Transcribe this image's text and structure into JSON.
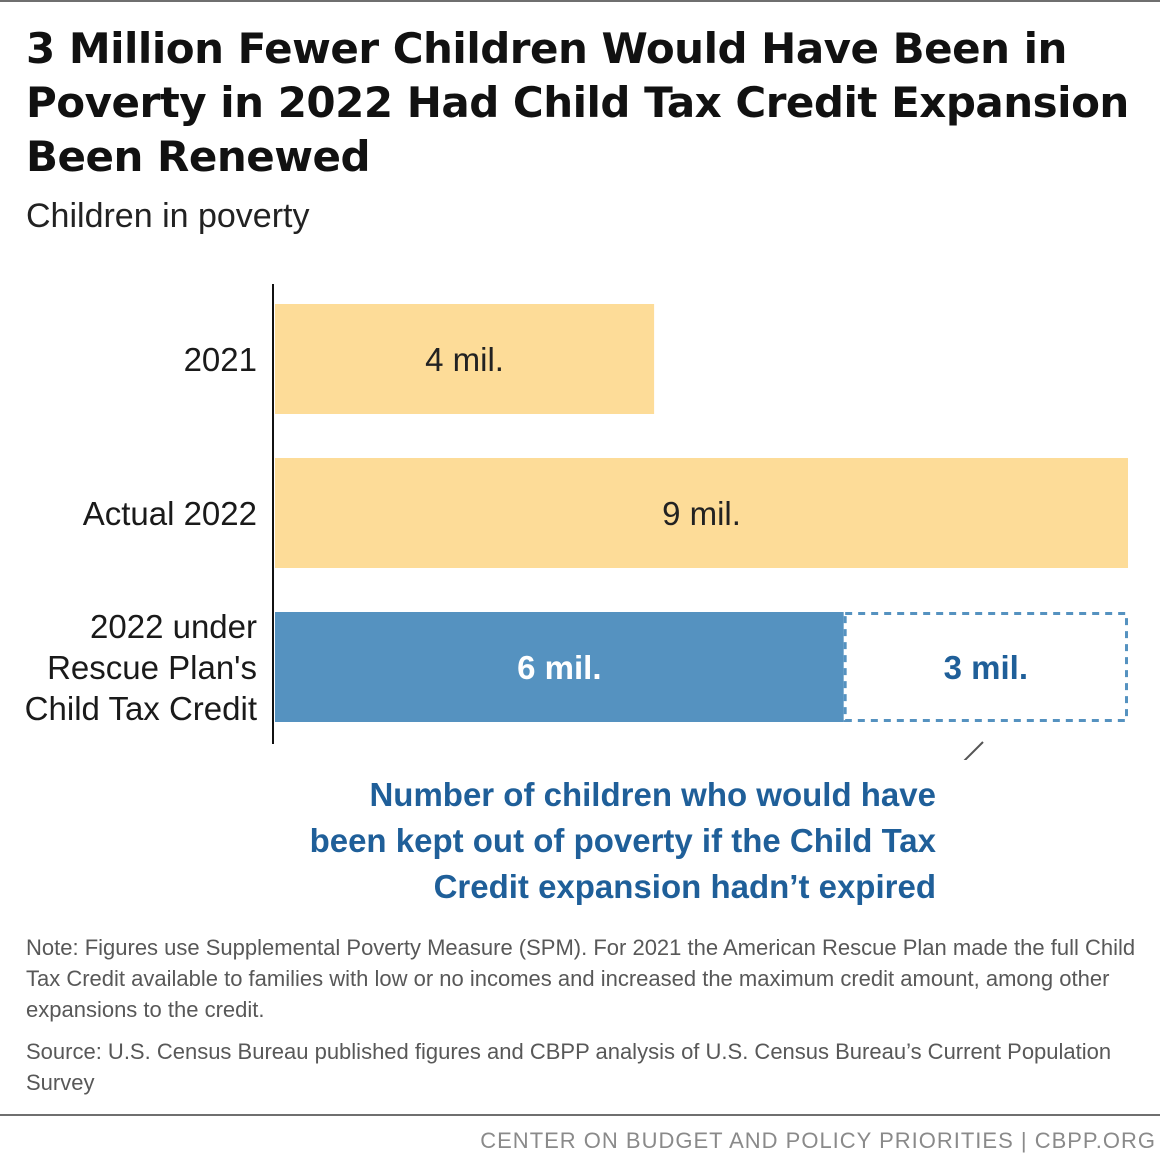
{
  "header": {
    "title": "3 Million Fewer Children Would Have Been in Poverty in 2022 Had Child Tax Credit Expansion Been Renewed",
    "subtitle": "Children in poverty"
  },
  "chart_data": {
    "type": "bar",
    "orientation": "horizontal",
    "title": "3 Million Fewer Children Would Have Been in Poverty in 2022 Had Child Tax Credit Expansion Been Renewed",
    "ylabel": "Children in poverty",
    "xlim": [
      0,
      9
    ],
    "categories": [
      [
        "2021"
      ],
      [
        "Actual 2022"
      ],
      [
        "2022 under",
        "Rescue Plan's",
        "Child Tax Credit"
      ]
    ],
    "series": [
      {
        "name": "Children in poverty",
        "values": [
          4,
          9,
          6
        ],
        "labels": [
          "4 mil.",
          "9 mil.",
          "6 mil."
        ],
        "colors": [
          "#fddc98",
          "#fddc98",
          "#5592c0"
        ],
        "label_colors": [
          "#222222",
          "#222222",
          "#ffffff"
        ]
      },
      {
        "name": "Number of children who would have been kept out of poverty",
        "values": [
          0,
          0,
          3
        ],
        "labels": [
          "",
          "",
          "3 mil."
        ],
        "style": "dashed-outline",
        "color": "#5592c0",
        "label_color": "#1f5f99"
      }
    ],
    "annotation": "Number of children who would have been kept out of poverty if the Child Tax Credit expansion hadn’t expired"
  },
  "notes": {
    "note": "Note: Figures use Supplemental Poverty Measure (SPM). For 2021 the American Rescue Plan made the full Child Tax Credit available to families with low or no incomes and increased the maximum credit amount, among other expansions to the credit.",
    "source": "Source: U.S. Census Bureau published figures and CBPP analysis of U.S. Census Bureau’s Current Population Survey"
  },
  "footer": {
    "credit": "CENTER ON BUDGET AND POLICY PRIORITIES | CBPP.ORG"
  }
}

^^^^^^^^^^^^^^^^

_Directive:_ All preceding records should be duplicated verbatim, images excepted.

_Final result:_
Transcribe this image's text and structure into JSON.
{
  "header": {
    "title": "3 Million Fewer Children Would Have Been in Poverty in 2022 Had Child Tax Credit Expansion Been Renewed",
    "subtitle": "Children in poverty"
  },
  "chart_data": {
    "type": "bar",
    "orientation": "horizontal",
    "title": "3 Million Fewer Children Would Have Been in Poverty in 2022 Had Child Tax Credit Expansion Been Renewed",
    "ylabel": "Children in poverty",
    "xlim": [
      0,
      9
    ],
    "categories": [
      [
        "2021"
      ],
      [
        "Actual 2022"
      ],
      [
        "2022 under",
        "Rescue Plan's",
        "Child Tax Credit"
      ]
    ],
    "series": [
      {
        "name": "Children in poverty",
        "values": [
          4,
          9,
          6
        ],
        "labels": [
          "4 mil.",
          "9 mil.",
          "6 mil."
        ],
        "colors": [
          "#fddc98",
          "#fddc98",
          "#5592c0"
        ],
        "label_colors": [
          "#222222",
          "#222222",
          "#ffffff"
        ]
      },
      {
        "name": "Number of children who would have been kept out of poverty",
        "values": [
          0,
          0,
          3
        ],
        "labels": [
          "",
          "",
          "3 mil."
        ],
        "style": "dashed-outline",
        "color": "#5592c0",
        "label_color": "#1f5f99"
      }
    ],
    "annotation": "Number of children who would have been kept out of poverty if the Child Tax Credit expansion hadn’t expired"
  },
  "notes": {
    "note": "Note: Figures use Supplemental Poverty Measure (SPM). For 2021 the American Rescue Plan made the full Child Tax Credit available to families with low or no incomes and increased the maximum credit amount, among other expansions to the credit.",
    "source": "Source: U.S. Census Bureau published figures and CBPP analysis of U.S. Census Bureau’s Current Population Survey"
  },
  "footer": {
    "credit": "CENTER ON BUDGET AND POLICY PRIORITIES | CBPP.ORG"
  }
}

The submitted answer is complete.